Extracted data entries:

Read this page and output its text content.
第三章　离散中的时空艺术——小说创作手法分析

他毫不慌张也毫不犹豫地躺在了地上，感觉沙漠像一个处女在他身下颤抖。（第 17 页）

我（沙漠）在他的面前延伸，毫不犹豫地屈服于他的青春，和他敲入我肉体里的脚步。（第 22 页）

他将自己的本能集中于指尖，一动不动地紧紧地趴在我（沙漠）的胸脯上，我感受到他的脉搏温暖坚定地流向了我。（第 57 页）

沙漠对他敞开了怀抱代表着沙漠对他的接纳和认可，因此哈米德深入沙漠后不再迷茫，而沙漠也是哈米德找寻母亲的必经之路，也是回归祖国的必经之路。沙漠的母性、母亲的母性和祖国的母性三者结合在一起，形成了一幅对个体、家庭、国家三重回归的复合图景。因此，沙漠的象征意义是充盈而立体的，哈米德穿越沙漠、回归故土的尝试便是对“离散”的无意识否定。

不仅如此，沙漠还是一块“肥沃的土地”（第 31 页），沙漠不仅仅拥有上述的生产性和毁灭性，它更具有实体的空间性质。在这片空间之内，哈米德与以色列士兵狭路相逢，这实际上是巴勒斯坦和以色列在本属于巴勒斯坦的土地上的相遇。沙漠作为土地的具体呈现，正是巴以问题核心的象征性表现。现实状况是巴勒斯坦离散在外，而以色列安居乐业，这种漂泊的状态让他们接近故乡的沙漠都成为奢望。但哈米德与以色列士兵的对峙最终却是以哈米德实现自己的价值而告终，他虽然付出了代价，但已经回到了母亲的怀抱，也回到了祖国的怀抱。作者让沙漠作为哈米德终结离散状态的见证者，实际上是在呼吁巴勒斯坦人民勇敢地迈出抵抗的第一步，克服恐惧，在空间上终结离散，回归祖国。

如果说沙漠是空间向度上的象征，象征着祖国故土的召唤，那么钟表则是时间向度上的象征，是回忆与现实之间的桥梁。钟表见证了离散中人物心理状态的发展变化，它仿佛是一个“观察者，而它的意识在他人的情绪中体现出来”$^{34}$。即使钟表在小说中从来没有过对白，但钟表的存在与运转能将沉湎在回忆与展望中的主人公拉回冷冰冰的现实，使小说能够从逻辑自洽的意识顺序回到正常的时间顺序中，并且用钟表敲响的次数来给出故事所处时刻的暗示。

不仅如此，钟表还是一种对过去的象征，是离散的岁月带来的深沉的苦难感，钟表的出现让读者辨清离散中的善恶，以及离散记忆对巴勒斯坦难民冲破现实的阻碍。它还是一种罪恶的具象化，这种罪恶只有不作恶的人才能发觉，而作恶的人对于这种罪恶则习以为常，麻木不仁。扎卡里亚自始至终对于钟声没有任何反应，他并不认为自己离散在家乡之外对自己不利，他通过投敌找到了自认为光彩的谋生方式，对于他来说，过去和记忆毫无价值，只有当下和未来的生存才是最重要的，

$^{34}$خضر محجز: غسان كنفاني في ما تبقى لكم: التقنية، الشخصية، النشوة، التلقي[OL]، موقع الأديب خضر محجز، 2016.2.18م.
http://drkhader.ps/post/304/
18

> Task brief
Make an exact copy of every entry.

> The completed task
Read this page and output its text content.
第三章　离散中的时空艺术——小说创作手法分析

他毫不慌张也毫不犹豫地躺在了地上，感觉沙漠像一个处女在他身下颤抖。（第 17 页）

我（沙漠）在他的面前延伸，毫不犹豫地屈服于他的青春，和他敲入我肉体里的脚步。（第 22 页）

他将自己的本能集中于指尖，一动不动地紧紧地趴在我（沙漠）的胸脯上，我感受到他的脉搏温暖坚定地流向了我。（第 57 页）

沙漠对他敞开了怀抱代表着沙漠对他的接纳和认可，因此哈米德深入沙漠后不再迷茫，而沙漠也是哈米德找寻母亲的必经之路，也是回归祖国的必经之路。沙漠的母性、母亲的母性和祖国的母性三者结合在一起，形成了一幅对个体、家庭、国家三重回归的复合图景。因此，沙漠的象征意义是充盈而立体的，哈米德穿越沙漠、回归故土的尝试便是对“离散”的无意识否定。

不仅如此，沙漠还是一块“肥沃的土地”（第 31 页），沙漠不仅仅拥有上述的生产性和毁灭性，它更具有实体的空间性质。在这片空间之内，哈米德与以色列士兵狭路相逢，这实际上是巴勒斯坦和以色列在本属于巴勒斯坦的土地上的相遇。沙漠作为土地的具体呈现，正是巴以问题核心的象征性表现。现实状况是巴勒斯坦离散在外，而以色列安居乐业，这种漂泊的状态让他们接近故乡的沙漠都成为奢望。但哈米德与以色列士兵的对峙最终却是以哈米德实现自己的价值而告终，他虽然付出了代价，但已经回到了母亲的怀抱，也回到了祖国的怀抱。作者让沙漠作为哈米德终结离散状态的见证者，实际上是在呼吁巴勒斯坦人民勇敢地迈出抵抗的第一步，克服恐惧，在空间上终结离散，回归祖国。

如果说沙漠是空间向度上的象征，象征着祖国故土的召唤，那么钟表则是时间向度上的象征，是回忆与现实之间的桥梁。钟表见证了离散中人物心理状态的发展变化，它仿佛是一个“观察者，而它的意识在他人的情绪中体现出来”$^{34}$。即使钟表在小说中从来没有过对白，但钟表的存在与运转能将沉湎在回忆与展望中的主人公拉回冷冰冰的现实，使小说能够从逻辑自洽的意识顺序回到正常的时间顺序中，并且用钟表敲响的次数来给出故事所处时刻的暗示。

不仅如此，钟表还是一种对过去的象征，是离散的岁月带来的深沉的苦难感，钟表的出现让读者辨清离散中的善恶，以及离散记忆对巴勒斯坦难民冲破现实的阻碍。它还是一种罪恶的具象化，这种罪恶只有不作恶的人才能发觉，而作恶的人对于这种罪恶则习以为常，麻木不仁。扎卡里亚自始至终对于钟声没有任何反应，他并不认为自己离散在家乡之外对自己不利，他通过投敌找到了自认为光彩的谋生方式，对于他来说，过去和记忆毫无价值，只有当下和未来的生存才是最重要的，

$^{34}$خضر محجز: غسان كنفاني في ما تبقى لكم: التقنية، الشخصية، النشوة، التلقي[OL]، موقع الأديب خضر محجز، 2016.2.18م.
http://drkhader.ps/post/304/
18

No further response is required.